◆ EXERCISE DETAILS ◆
What lines of the data hold the string "information"? Pull each one out.
__________
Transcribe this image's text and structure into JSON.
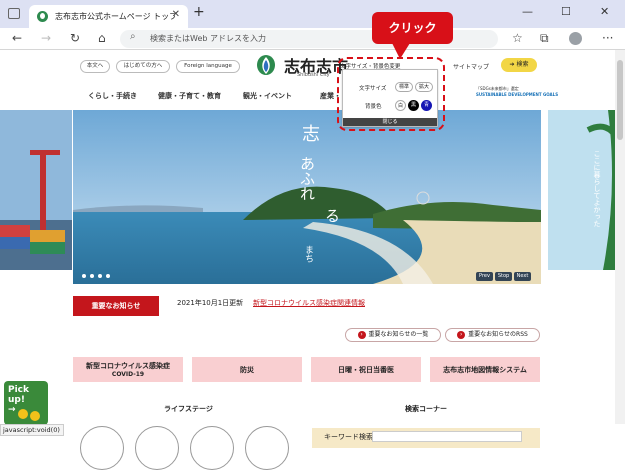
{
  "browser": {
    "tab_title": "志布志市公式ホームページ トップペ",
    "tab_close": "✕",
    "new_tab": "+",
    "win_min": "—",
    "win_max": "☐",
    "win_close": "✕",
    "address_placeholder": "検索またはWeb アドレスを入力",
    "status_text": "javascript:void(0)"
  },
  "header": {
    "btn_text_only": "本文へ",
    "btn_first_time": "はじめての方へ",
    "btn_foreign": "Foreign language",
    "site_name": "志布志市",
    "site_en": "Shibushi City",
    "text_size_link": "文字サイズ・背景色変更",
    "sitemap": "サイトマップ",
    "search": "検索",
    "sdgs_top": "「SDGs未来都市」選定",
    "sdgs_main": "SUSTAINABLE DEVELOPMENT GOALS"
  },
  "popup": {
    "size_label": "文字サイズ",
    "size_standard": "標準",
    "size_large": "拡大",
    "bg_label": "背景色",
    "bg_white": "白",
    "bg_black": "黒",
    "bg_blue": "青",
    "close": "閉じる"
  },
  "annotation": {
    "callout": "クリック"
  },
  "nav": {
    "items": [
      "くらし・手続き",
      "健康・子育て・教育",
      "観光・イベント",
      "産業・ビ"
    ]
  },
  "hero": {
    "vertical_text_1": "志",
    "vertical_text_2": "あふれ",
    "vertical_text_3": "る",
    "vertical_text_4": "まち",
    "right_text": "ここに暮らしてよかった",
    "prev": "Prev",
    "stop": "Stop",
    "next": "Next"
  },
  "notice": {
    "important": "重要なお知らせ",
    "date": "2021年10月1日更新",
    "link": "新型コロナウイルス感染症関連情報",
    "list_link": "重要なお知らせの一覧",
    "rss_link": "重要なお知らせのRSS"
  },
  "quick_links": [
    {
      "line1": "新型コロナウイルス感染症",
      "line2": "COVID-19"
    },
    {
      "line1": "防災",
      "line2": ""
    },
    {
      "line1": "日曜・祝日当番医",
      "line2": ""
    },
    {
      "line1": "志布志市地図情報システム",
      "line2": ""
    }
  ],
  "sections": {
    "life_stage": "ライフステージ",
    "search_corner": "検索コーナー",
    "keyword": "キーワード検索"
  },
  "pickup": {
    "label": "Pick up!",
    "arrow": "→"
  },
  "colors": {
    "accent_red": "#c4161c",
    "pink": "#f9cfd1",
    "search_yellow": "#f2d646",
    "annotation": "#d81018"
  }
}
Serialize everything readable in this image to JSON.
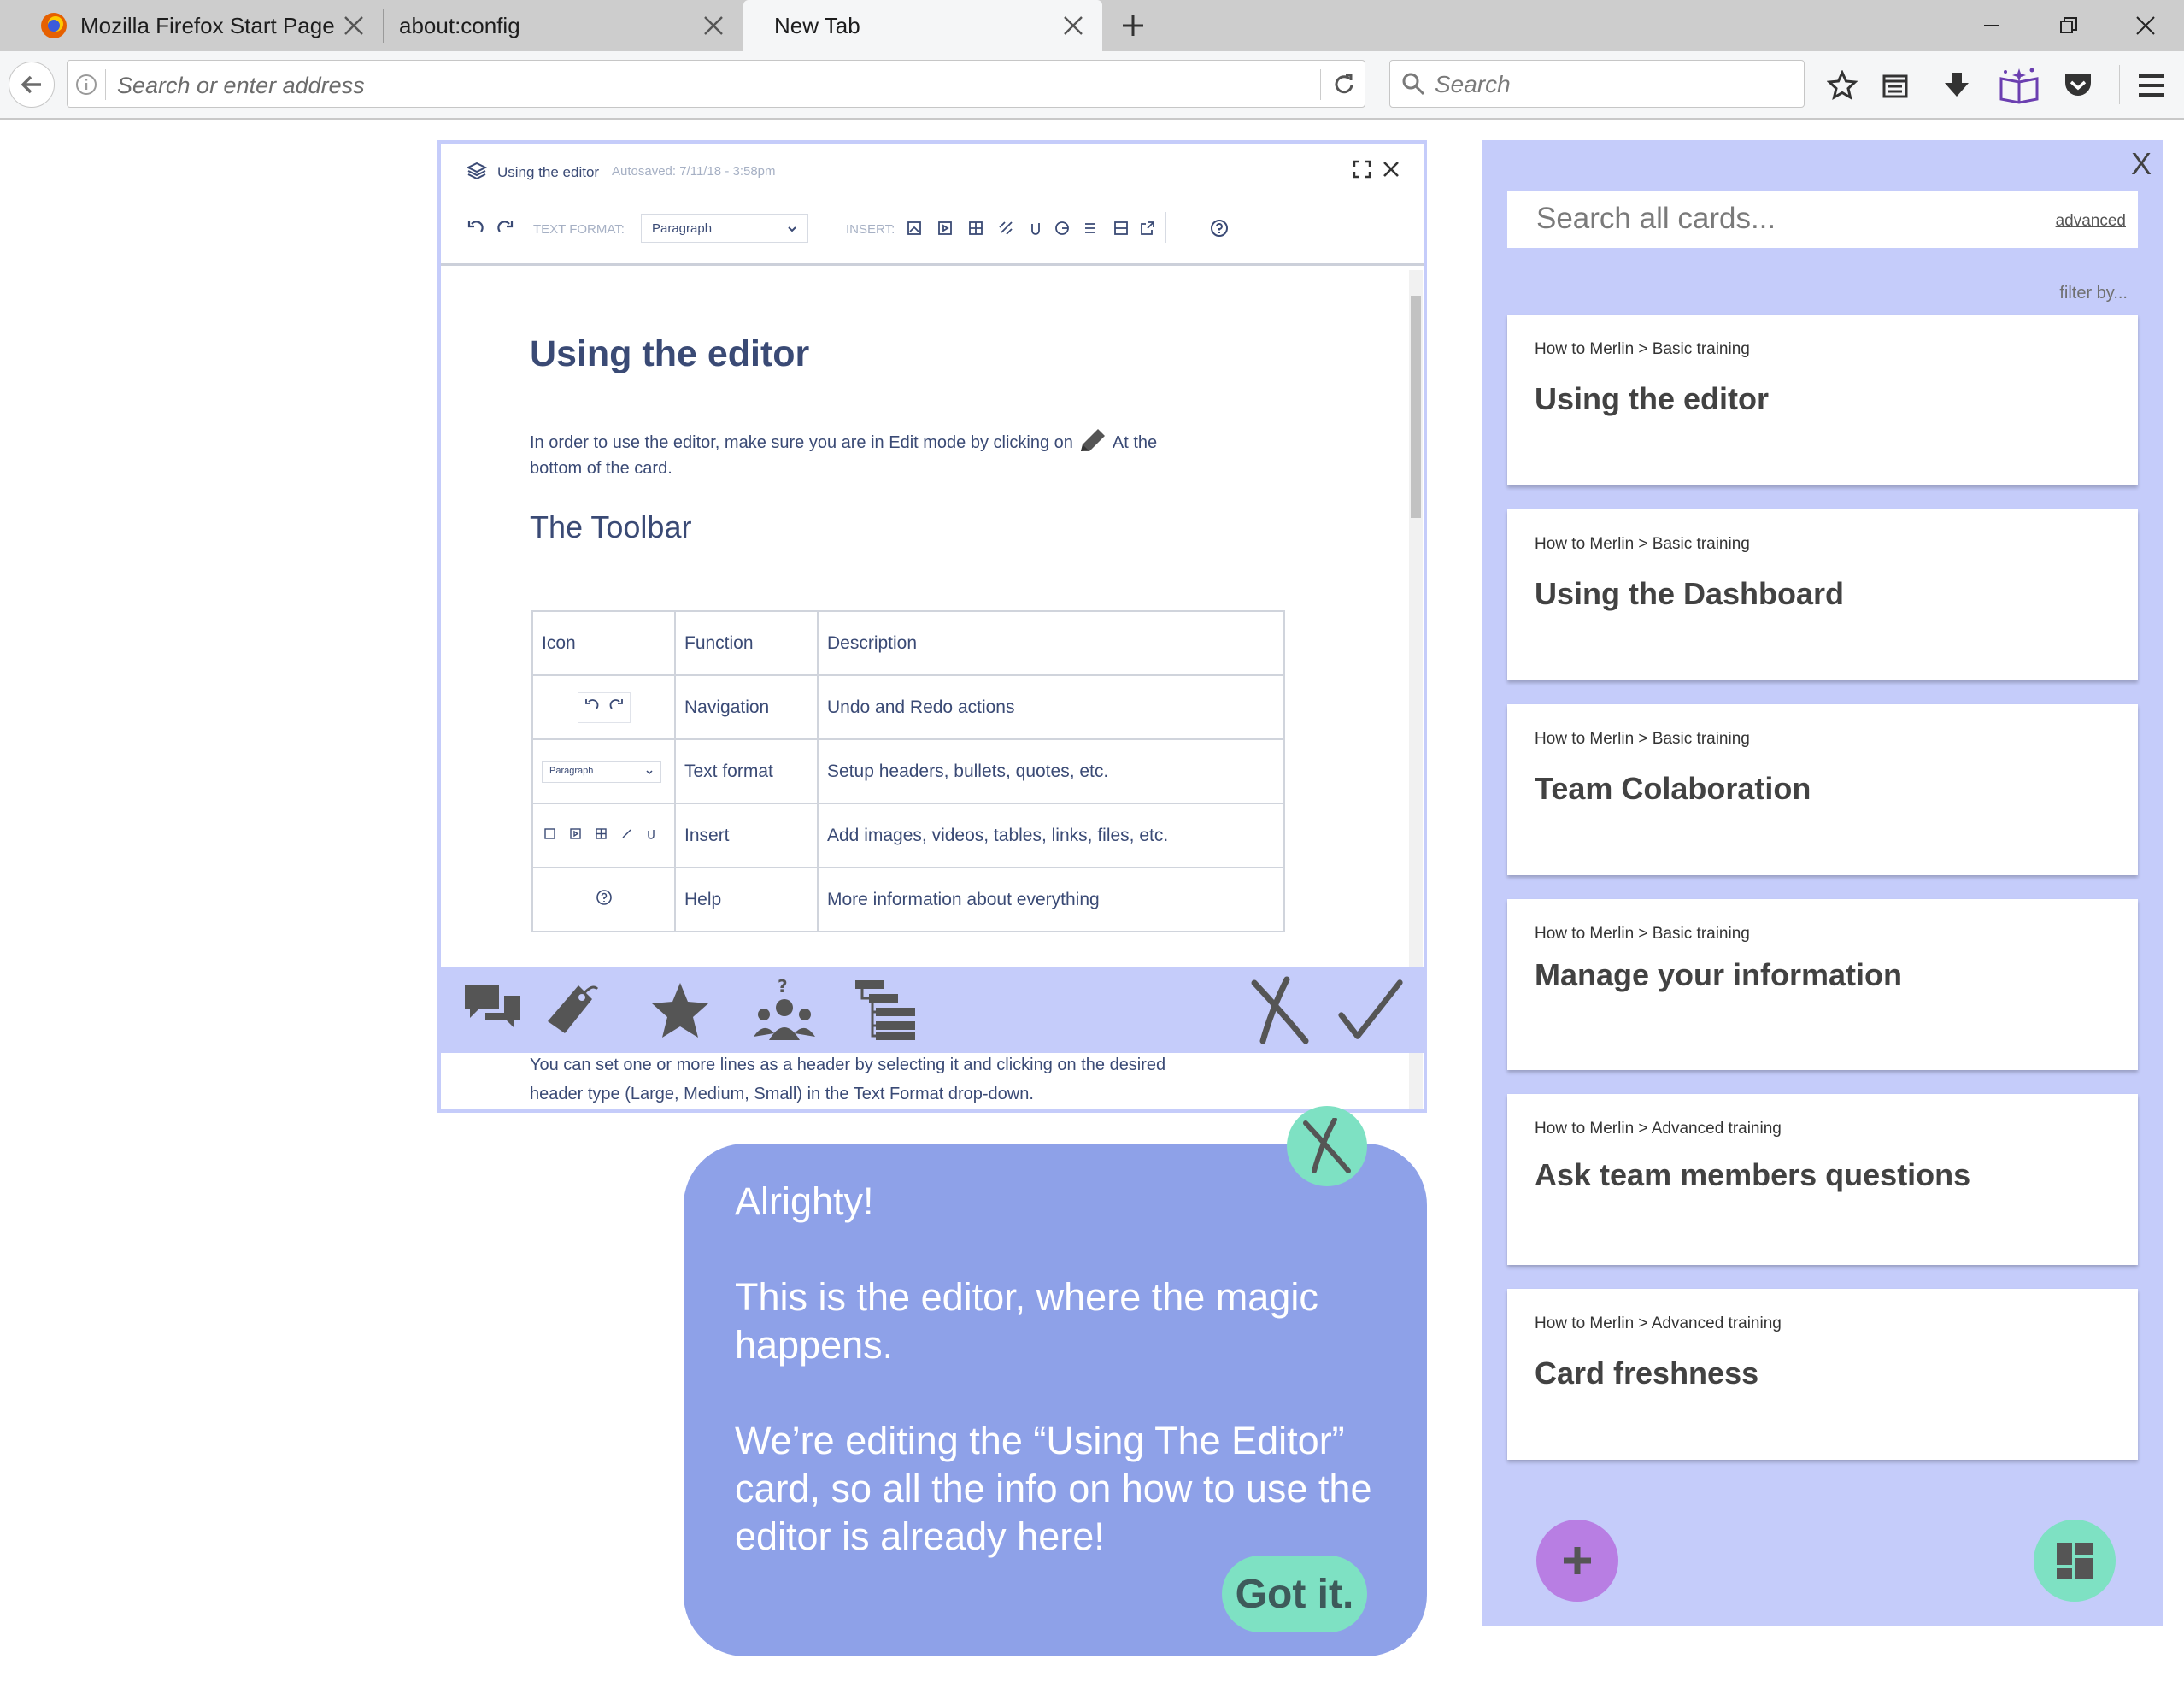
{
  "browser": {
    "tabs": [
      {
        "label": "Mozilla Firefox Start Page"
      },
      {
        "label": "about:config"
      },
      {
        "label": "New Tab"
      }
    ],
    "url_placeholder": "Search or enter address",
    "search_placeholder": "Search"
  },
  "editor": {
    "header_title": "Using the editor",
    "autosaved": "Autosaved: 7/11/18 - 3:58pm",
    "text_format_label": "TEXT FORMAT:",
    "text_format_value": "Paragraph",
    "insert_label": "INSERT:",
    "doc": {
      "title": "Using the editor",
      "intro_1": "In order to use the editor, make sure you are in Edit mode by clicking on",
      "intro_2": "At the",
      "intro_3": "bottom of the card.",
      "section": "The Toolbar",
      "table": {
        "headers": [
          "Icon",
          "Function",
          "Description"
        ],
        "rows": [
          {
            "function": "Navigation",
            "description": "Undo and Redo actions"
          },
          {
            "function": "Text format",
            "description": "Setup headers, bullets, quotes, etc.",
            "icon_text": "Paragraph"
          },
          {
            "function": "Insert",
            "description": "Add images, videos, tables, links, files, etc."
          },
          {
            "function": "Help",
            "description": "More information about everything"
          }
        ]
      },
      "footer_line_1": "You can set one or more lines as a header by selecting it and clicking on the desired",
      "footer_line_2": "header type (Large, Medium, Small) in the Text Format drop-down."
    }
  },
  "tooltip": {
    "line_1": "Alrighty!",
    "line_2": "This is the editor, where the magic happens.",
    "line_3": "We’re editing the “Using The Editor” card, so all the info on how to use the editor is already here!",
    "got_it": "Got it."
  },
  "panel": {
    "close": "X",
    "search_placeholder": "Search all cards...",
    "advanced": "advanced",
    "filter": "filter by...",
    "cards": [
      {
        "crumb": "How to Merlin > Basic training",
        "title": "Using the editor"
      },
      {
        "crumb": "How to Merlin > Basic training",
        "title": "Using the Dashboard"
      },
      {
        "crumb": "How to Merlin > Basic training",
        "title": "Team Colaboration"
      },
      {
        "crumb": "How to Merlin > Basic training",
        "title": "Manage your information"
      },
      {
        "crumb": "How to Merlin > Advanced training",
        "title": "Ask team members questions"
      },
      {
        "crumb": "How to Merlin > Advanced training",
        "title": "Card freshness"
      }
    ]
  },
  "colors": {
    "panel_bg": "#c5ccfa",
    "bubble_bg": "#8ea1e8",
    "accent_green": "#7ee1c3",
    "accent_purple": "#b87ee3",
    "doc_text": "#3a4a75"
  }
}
__________
◆ CORRECT RESPONSE ◆
            "description": "More information about everything"
        "title": "Manage your information"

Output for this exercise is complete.